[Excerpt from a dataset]

━━━━

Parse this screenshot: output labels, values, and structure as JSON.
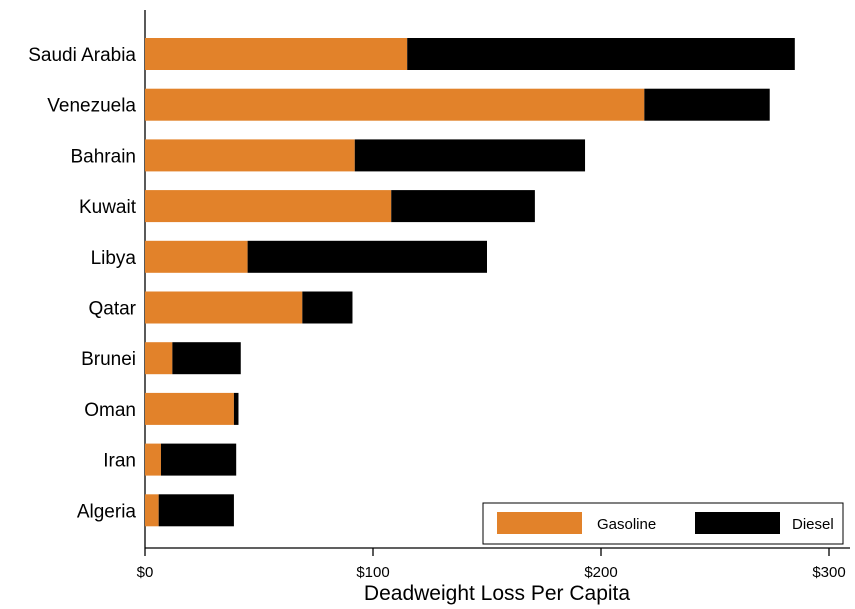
{
  "chart_data": {
    "type": "bar",
    "orientation": "horizontal",
    "stacked": true,
    "categories": [
      "Saudi Arabia",
      "Venezuela",
      "Bahrain",
      "Kuwait",
      "Libya",
      "Qatar",
      "Brunei",
      "Oman",
      "Iran",
      "Algeria"
    ],
    "series": [
      {
        "name": "Gasoline",
        "color": "#e2822a",
        "values": [
          115,
          219,
          92,
          108,
          45,
          69,
          12,
          39,
          7,
          6
        ]
      },
      {
        "name": "Diesel",
        "color": "#000000",
        "values": [
          170,
          55,
          101,
          63,
          105,
          22,
          30,
          2,
          33,
          33
        ]
      }
    ],
    "xlabel": "Deadweight Loss Per Capita",
    "xlim": [
      0,
      310
    ],
    "xticks": [
      0,
      100,
      200,
      300
    ],
    "xtick_labels": [
      "$0",
      "$100",
      "$200",
      "$300"
    ],
    "grid": false,
    "legend_position": "bottom-right"
  }
}
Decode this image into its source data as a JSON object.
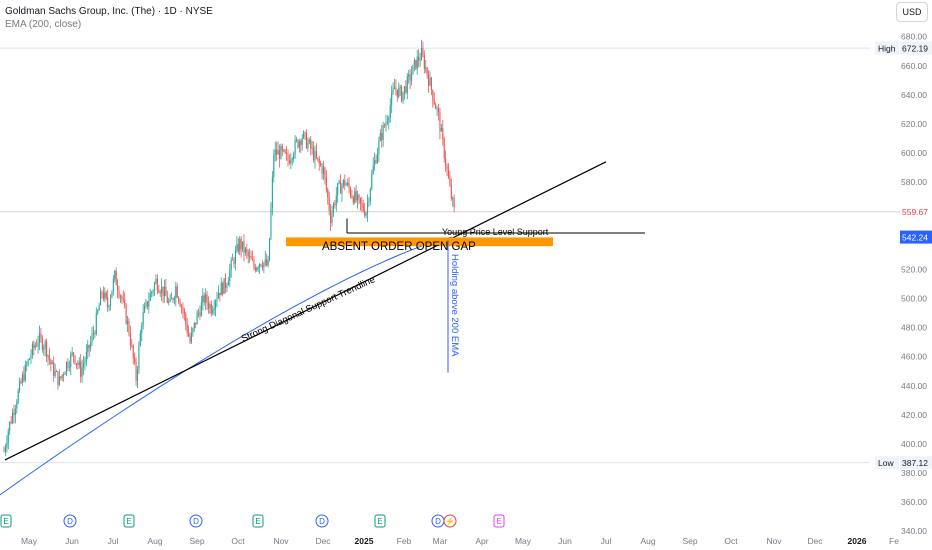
{
  "header": {
    "title": "Goldman Sachs Group, Inc. (The) · 1D · NYSE",
    "indicator": "EMA (200, close)"
  },
  "currency_button": "USD",
  "colors": {
    "up": "#26a69a",
    "down": "#ef5350",
    "ema": "#2962ff",
    "gap_band": "#ff9800",
    "price_badge": "#f23645",
    "ema_badge": "#2962ff"
  },
  "chart_data": {
    "type": "candlestick",
    "y_axis": {
      "ticks": [
        340,
        360,
        380,
        400,
        420,
        440,
        460,
        480,
        500,
        520,
        540,
        560,
        580,
        600,
        620,
        640,
        660,
        680
      ],
      "tick_labels": [
        "340.00",
        "360.00",
        "380.00",
        "400.00",
        "420.00",
        "440.00",
        "460.00",
        "480.00",
        "500.00",
        "520.00",
        "540.00",
        "560.00",
        "580.00",
        "600.00",
        "620.00",
        "640.00",
        "660.00",
        "680.00"
      ],
      "ylim": [
        336,
        686
      ]
    },
    "x_axis": {
      "ticks": [
        {
          "label": "May",
          "bold": false,
          "date_index": 0
        },
        {
          "label": "Jun",
          "bold": false,
          "date_index": 1
        },
        {
          "label": "Jul",
          "bold": false,
          "date_index": 2
        },
        {
          "label": "Aug",
          "bold": false,
          "date_index": 3
        },
        {
          "label": "Sep",
          "bold": false,
          "date_index": 4
        },
        {
          "label": "Oct",
          "bold": false,
          "date_index": 5
        },
        {
          "label": "Nov",
          "bold": false,
          "date_index": 6
        },
        {
          "label": "Dec",
          "bold": false,
          "date_index": 7
        },
        {
          "label": "2025",
          "bold": true,
          "date_index": 8
        },
        {
          "label": "Feb",
          "bold": false,
          "date_index": 9
        },
        {
          "label": "Mar",
          "bold": false,
          "date_index": 10
        },
        {
          "label": "Apr",
          "bold": false,
          "date_index": 11
        },
        {
          "label": "May",
          "bold": false,
          "date_index": 12
        },
        {
          "label": "Jun",
          "bold": false,
          "date_index": 13
        },
        {
          "label": "Jul",
          "bold": false,
          "date_index": 14
        },
        {
          "label": "Aug",
          "bold": false,
          "date_index": 15
        },
        {
          "label": "Sep",
          "bold": false,
          "date_index": 16
        },
        {
          "label": "Oct",
          "bold": false,
          "date_index": 17
        },
        {
          "label": "Nov",
          "bold": false,
          "date_index": 18
        },
        {
          "label": "Dec",
          "bold": false,
          "date_index": 19
        },
        {
          "label": "2026",
          "bold": true,
          "date_index": 20
        },
        {
          "label": "Fe",
          "bold": false,
          "date_index": 21
        }
      ]
    },
    "price_path": [
      [
        0,
        395
      ],
      [
        3,
        410
      ],
      [
        8,
        428
      ],
      [
        13,
        445
      ],
      [
        19,
        462
      ],
      [
        24,
        472
      ],
      [
        29,
        468
      ],
      [
        34,
        452
      ],
      [
        39,
        443
      ],
      [
        44,
        455
      ],
      [
        49,
        462
      ],
      [
        54,
        450
      ],
      [
        59,
        463
      ],
      [
        64,
        480
      ],
      [
        69,
        505
      ],
      [
        73,
        495
      ],
      [
        78,
        515
      ],
      [
        83,
        500
      ],
      [
        88,
        478
      ],
      [
        93,
        445
      ],
      [
        97,
        485
      ],
      [
        102,
        500
      ],
      [
        107,
        512
      ],
      [
        112,
        505
      ],
      [
        117,
        495
      ],
      [
        121,
        508
      ],
      [
        126,
        492
      ],
      [
        131,
        470
      ],
      [
        136,
        488
      ],
      [
        141,
        500
      ],
      [
        146,
        494
      ],
      [
        151,
        505
      ],
      [
        156,
        510
      ],
      [
        161,
        525
      ],
      [
        166,
        538
      ],
      [
        171,
        530
      ],
      [
        176,
        522
      ],
      [
        181,
        526
      ],
      [
        186,
        522
      ],
      [
        190,
        600
      ],
      [
        195,
        600
      ],
      [
        200,
        595
      ],
      [
        205,
        605
      ],
      [
        210,
        612
      ],
      [
        215,
        605
      ],
      [
        220,
        595
      ],
      [
        225,
        588
      ],
      [
        230,
        556
      ],
      [
        235,
        575
      ],
      [
        240,
        580
      ],
      [
        245,
        572
      ],
      [
        250,
        565
      ],
      [
        255,
        560
      ],
      [
        260,
        590
      ],
      [
        265,
        610
      ],
      [
        270,
        625
      ],
      [
        275,
        645
      ],
      [
        280,
        640
      ],
      [
        285,
        650
      ],
      [
        290,
        662
      ],
      [
        294,
        668
      ],
      [
        298,
        655
      ],
      [
        302,
        640
      ],
      [
        306,
        625
      ],
      [
        310,
        600
      ],
      [
        314,
        575
      ],
      [
        317,
        560
      ]
    ],
    "ema_200": [
      [
        370,
        9.5
      ],
      [
        380,
        8.5
      ],
      [
        389,
        7.2
      ],
      [
        396,
        6.3
      ],
      [
        402,
        5.6
      ],
      [
        408,
        4.7
      ],
      [
        414,
        4.0
      ],
      [
        419,
        3.4
      ],
      [
        424,
        2.8
      ],
      [
        430,
        2.2
      ],
      [
        436,
        1.6
      ],
      [
        442,
        1.0
      ],
      [
        446,
        0.4
      ],
      [
        449,
        -0.1
      ],
      [
        451,
        -0.5
      ],
      [
        453,
        -0.8
      ],
      [
        454,
        -1.0
      ],
      [
        455,
        -1.1
      ]
    ],
    "high": {
      "label": "High",
      "value": "672.19",
      "y": 672.19
    },
    "low": {
      "label": "Low",
      "value": "387.12",
      "y": 387.12
    },
    "last_price": {
      "value": "559.67",
      "y": 559.67
    },
    "ema_last": {
      "value": "542.24",
      "y": 542.24
    },
    "annotations": {
      "gap_label": "ABSENT ORDER OPEN GAP",
      "support_label": "Young Price Level Support",
      "trendline_label": "Strong Diagonal Support Trendline",
      "ema_label": "Holding above 200 EMA"
    },
    "events": [
      {
        "type": "E"
      },
      {
        "type": "D"
      },
      {
        "type": "E"
      },
      {
        "type": "D"
      },
      {
        "type": "E"
      },
      {
        "type": "D"
      },
      {
        "type": "E"
      },
      {
        "type": "D"
      },
      {
        "type": "E"
      }
    ]
  }
}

━━━━

OBJECTIVE: List each line holding the string "Support".

RESPONSE TO THIS TASK:
      "support_label": "Young Price Level Support",
      "trendline_label": "Strong Diagonal Support Trendline",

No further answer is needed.